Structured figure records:
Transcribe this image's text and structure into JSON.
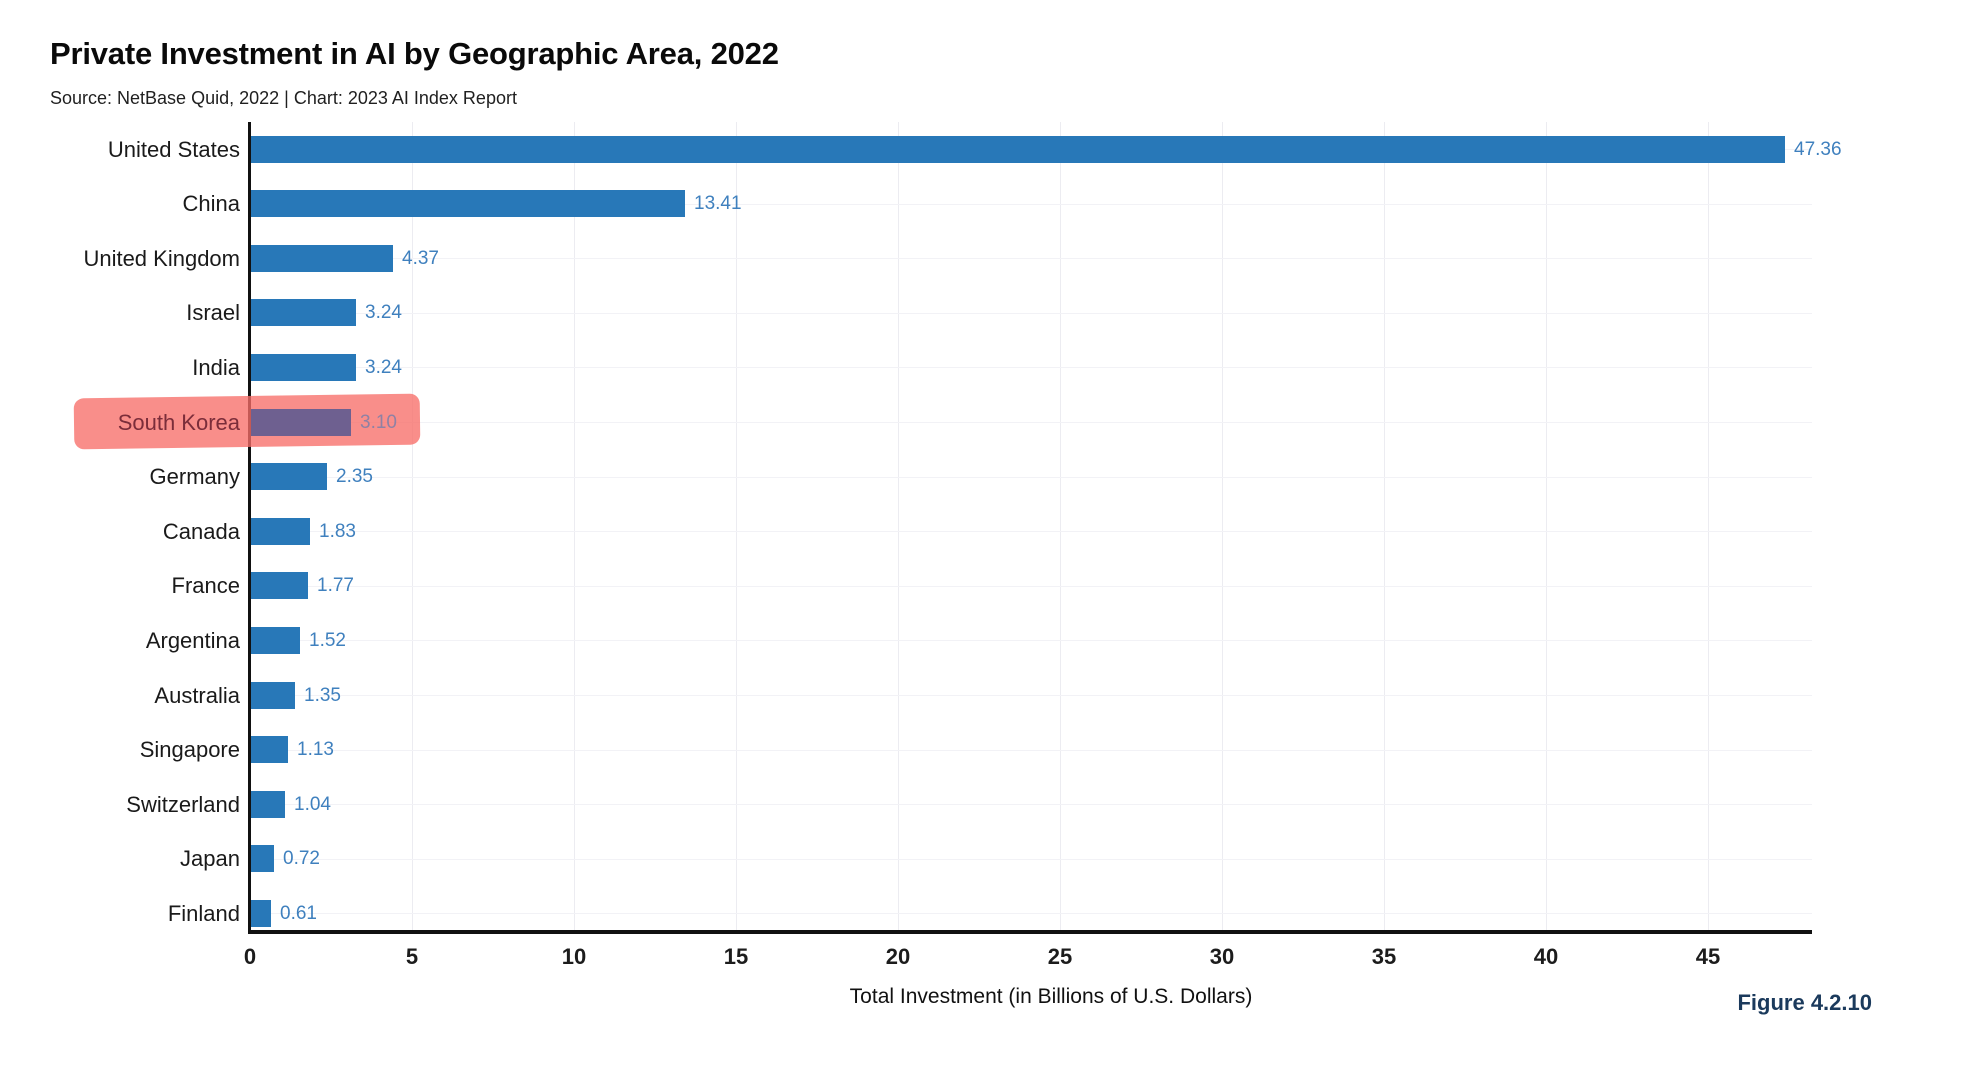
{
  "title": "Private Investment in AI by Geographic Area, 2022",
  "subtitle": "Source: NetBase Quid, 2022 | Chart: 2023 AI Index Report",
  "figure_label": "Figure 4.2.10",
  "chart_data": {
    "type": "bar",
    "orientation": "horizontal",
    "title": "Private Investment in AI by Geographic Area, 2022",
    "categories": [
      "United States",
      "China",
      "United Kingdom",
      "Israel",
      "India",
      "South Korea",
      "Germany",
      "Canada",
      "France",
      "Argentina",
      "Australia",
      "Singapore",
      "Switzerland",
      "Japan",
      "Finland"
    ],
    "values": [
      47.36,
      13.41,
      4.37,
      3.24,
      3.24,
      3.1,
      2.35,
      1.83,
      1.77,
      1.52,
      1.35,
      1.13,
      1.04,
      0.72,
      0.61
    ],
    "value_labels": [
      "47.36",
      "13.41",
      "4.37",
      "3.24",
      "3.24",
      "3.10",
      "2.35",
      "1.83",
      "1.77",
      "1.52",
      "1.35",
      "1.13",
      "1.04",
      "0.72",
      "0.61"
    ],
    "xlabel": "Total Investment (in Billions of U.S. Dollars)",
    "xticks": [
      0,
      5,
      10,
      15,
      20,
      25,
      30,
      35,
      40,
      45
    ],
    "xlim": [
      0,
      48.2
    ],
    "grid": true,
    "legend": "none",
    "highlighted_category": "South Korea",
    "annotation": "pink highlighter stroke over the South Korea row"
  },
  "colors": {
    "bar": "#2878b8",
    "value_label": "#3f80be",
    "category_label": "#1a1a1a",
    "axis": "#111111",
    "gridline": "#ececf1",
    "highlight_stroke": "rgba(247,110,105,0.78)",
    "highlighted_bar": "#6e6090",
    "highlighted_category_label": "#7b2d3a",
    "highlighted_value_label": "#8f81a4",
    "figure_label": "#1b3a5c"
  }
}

---

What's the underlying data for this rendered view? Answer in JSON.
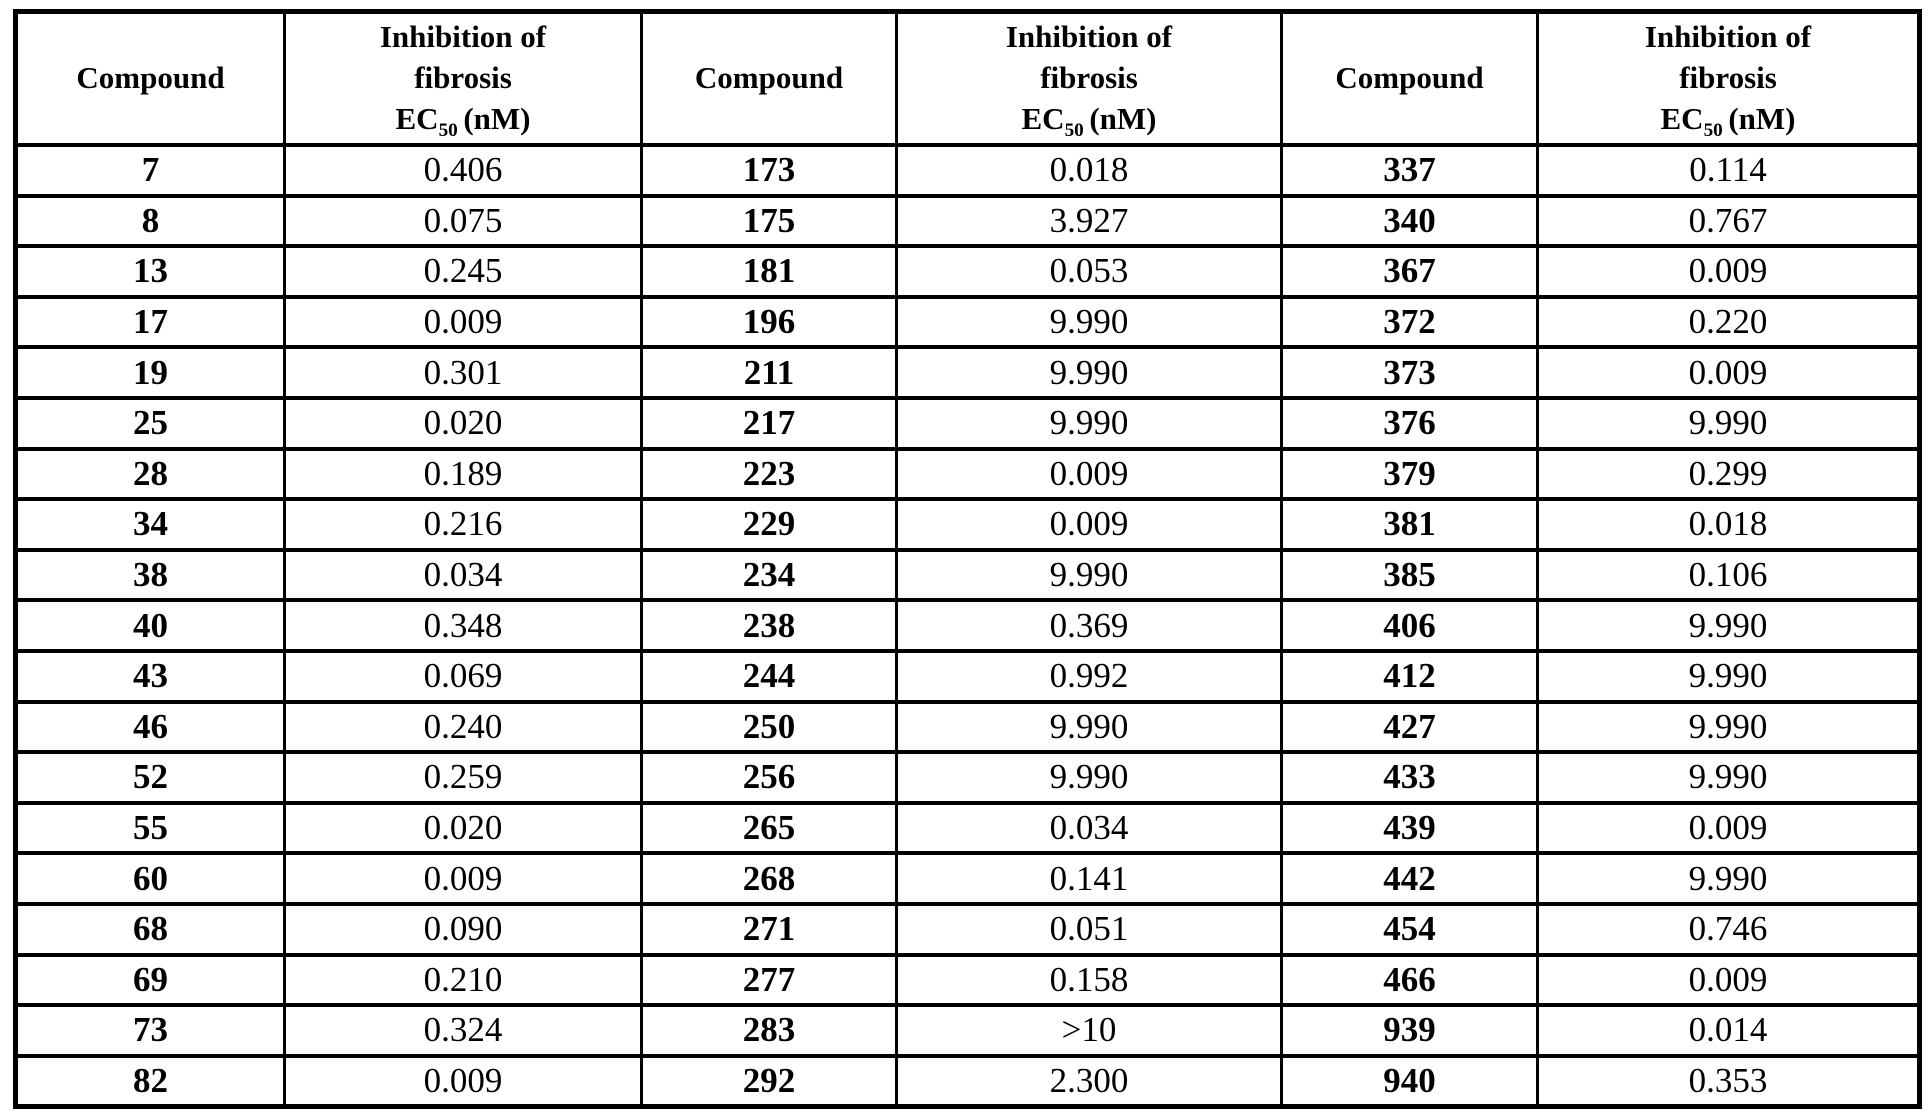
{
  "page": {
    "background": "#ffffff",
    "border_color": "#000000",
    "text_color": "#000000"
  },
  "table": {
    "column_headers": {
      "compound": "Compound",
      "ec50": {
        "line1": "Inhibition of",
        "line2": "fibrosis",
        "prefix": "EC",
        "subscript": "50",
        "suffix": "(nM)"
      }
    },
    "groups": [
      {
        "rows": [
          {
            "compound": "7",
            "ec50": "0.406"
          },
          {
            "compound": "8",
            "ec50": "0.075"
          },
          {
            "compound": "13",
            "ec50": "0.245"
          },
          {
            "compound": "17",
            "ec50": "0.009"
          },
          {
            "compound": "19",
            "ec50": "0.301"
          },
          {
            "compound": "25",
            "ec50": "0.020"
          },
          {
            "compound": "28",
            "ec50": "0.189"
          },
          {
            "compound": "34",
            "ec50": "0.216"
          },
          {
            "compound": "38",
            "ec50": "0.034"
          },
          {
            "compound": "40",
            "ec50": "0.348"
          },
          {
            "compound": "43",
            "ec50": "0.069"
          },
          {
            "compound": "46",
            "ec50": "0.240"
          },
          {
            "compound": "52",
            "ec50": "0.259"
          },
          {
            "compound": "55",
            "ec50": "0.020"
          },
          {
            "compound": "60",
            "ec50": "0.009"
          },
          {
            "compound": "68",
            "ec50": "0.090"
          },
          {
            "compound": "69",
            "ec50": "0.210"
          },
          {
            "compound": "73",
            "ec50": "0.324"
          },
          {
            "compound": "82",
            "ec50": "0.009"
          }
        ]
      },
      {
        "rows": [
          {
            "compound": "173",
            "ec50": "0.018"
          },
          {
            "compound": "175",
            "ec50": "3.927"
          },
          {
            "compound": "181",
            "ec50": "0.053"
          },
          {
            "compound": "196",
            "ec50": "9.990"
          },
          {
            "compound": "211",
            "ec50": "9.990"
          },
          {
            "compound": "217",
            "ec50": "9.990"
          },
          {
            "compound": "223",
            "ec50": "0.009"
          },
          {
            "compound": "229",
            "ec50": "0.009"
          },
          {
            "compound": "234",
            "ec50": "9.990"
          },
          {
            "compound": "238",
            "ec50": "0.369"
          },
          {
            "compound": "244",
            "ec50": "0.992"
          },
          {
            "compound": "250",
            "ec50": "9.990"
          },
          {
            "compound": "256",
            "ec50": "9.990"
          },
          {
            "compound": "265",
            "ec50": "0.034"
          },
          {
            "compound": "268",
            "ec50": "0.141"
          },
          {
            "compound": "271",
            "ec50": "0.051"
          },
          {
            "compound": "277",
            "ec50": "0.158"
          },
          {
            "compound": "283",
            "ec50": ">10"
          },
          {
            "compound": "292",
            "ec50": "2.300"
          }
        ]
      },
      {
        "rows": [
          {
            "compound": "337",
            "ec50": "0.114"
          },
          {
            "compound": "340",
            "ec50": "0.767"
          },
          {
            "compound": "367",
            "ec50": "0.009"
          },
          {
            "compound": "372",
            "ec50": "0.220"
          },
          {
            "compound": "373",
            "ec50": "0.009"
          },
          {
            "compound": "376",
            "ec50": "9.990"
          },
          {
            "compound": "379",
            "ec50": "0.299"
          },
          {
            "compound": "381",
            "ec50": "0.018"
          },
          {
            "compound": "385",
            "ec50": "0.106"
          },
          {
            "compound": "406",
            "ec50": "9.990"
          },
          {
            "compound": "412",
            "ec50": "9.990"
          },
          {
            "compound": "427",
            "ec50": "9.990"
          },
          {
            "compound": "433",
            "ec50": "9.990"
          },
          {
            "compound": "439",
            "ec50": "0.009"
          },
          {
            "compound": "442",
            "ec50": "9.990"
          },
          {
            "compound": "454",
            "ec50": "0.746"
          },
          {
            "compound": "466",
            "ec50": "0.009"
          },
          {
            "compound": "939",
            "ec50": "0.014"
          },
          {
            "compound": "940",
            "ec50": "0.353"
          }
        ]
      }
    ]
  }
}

● **Work instructions**
Provide only the number of lines in the records containing the string "JSON".

● **Exercise solution**
2